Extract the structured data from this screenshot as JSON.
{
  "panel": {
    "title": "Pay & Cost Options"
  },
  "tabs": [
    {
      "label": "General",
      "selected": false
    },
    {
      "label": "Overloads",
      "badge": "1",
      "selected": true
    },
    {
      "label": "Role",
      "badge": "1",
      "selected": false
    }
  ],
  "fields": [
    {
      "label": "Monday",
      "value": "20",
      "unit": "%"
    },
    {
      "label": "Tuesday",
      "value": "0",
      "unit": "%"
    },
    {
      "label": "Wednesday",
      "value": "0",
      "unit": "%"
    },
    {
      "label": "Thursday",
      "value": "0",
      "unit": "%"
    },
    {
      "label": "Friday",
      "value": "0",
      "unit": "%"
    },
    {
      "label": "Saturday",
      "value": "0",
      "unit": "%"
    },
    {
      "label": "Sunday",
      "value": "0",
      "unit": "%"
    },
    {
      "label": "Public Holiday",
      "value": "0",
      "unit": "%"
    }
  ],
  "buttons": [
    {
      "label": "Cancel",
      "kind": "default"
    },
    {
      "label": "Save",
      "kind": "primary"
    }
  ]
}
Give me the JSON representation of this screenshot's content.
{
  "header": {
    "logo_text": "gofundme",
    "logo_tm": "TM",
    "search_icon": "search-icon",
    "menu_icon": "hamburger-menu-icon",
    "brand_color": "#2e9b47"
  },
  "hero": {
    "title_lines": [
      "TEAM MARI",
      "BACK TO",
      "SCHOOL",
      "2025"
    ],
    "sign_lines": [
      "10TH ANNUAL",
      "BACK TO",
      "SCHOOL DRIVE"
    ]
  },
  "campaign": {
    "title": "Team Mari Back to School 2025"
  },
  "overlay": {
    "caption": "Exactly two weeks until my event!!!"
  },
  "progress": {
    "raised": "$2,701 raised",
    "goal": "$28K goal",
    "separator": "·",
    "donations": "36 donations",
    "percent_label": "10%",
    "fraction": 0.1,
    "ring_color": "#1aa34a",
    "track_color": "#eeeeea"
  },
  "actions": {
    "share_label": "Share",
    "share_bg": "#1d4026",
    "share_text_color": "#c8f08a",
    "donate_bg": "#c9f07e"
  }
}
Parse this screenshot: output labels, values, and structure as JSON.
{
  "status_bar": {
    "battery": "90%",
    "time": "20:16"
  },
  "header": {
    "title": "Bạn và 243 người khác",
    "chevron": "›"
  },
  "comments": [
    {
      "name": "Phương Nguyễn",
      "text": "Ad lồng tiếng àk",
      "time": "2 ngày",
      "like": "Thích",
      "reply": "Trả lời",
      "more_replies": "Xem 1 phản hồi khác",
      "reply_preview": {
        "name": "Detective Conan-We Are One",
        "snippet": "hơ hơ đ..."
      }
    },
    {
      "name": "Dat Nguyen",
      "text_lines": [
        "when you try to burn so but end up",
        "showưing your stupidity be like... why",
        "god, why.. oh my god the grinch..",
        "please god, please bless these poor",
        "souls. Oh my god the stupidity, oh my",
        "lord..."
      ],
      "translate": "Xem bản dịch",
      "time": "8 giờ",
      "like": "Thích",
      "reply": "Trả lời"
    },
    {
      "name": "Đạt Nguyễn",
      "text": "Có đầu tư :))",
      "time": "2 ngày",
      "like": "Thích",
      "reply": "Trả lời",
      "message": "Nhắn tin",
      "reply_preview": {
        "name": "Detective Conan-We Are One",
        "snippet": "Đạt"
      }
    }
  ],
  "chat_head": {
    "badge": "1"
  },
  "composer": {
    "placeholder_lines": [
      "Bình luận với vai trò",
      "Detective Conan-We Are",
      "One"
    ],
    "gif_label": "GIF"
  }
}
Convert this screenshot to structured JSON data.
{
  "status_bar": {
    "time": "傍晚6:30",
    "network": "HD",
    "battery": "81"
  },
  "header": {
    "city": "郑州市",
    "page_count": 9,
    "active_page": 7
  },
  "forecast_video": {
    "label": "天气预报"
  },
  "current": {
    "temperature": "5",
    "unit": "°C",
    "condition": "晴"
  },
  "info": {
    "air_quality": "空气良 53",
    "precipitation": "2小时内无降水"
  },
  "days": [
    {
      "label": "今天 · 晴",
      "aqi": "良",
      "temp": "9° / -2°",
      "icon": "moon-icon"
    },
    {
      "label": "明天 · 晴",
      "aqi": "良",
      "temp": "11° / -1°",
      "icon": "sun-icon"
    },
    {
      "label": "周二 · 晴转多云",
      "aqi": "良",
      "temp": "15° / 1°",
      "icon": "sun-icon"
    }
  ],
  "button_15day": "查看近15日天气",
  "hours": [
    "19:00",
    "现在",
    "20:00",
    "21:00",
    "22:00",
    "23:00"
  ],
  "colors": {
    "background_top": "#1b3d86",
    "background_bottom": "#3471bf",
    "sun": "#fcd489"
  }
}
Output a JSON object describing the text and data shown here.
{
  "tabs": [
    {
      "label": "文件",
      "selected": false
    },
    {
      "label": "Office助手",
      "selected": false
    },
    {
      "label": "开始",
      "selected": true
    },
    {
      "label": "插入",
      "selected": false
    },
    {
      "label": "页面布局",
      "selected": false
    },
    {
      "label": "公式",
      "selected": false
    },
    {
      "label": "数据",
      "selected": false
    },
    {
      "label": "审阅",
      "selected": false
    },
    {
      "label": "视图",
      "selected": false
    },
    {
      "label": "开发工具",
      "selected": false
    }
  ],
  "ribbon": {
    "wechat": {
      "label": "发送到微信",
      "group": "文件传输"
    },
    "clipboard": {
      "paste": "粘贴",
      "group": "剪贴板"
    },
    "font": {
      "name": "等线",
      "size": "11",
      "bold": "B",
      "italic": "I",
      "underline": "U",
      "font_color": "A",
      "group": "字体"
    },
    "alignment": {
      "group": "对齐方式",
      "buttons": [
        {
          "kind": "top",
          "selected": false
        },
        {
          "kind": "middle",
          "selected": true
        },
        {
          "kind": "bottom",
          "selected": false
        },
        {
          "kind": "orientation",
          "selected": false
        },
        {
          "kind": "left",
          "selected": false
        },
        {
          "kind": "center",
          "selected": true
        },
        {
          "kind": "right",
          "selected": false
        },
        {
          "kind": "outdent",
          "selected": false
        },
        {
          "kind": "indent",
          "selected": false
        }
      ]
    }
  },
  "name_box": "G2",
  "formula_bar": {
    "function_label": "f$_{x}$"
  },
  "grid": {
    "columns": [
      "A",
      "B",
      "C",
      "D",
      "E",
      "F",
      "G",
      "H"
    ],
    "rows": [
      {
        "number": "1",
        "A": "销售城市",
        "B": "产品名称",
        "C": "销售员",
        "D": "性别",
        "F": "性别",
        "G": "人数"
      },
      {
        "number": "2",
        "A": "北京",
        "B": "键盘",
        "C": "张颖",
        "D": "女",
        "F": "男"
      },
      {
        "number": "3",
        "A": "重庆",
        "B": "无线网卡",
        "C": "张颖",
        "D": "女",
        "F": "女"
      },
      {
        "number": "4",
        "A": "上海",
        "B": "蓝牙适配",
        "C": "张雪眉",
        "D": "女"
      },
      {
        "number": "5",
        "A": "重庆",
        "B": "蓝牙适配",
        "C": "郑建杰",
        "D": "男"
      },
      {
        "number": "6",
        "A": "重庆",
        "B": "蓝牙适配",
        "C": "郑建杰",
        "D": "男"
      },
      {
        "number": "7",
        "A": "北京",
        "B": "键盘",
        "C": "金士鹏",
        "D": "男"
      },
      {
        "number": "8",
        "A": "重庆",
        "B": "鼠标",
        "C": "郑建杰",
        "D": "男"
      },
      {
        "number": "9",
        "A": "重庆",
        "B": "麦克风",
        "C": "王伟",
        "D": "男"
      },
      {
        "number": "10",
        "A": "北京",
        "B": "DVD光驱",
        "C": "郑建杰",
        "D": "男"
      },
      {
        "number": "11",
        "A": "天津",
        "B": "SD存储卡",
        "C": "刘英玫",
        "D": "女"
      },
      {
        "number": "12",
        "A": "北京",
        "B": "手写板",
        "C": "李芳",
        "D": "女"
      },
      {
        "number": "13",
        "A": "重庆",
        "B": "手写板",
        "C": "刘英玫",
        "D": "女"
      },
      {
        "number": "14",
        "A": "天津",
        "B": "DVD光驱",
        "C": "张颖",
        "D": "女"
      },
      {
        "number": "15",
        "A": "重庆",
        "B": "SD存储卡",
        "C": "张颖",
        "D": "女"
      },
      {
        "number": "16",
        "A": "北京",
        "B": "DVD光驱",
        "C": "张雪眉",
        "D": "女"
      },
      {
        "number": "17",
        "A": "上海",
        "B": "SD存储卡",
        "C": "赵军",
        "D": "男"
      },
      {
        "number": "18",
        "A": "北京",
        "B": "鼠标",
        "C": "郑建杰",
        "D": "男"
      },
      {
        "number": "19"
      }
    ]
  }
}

■ ■ ■ ■ ■

* Set exercise: Within the listing above, copy each line that has the string "kind".

* Solution to this exercise:
      "kind": "default"
      "kind": "primary"
          "kind": "top",
          "kind": "middle",
          "kind": "bottom",
          "kind": "orientation",
          "kind": "left",
          "kind": "center",
          "kind": "right",
          "kind": "outdent",
          "kind": "indent",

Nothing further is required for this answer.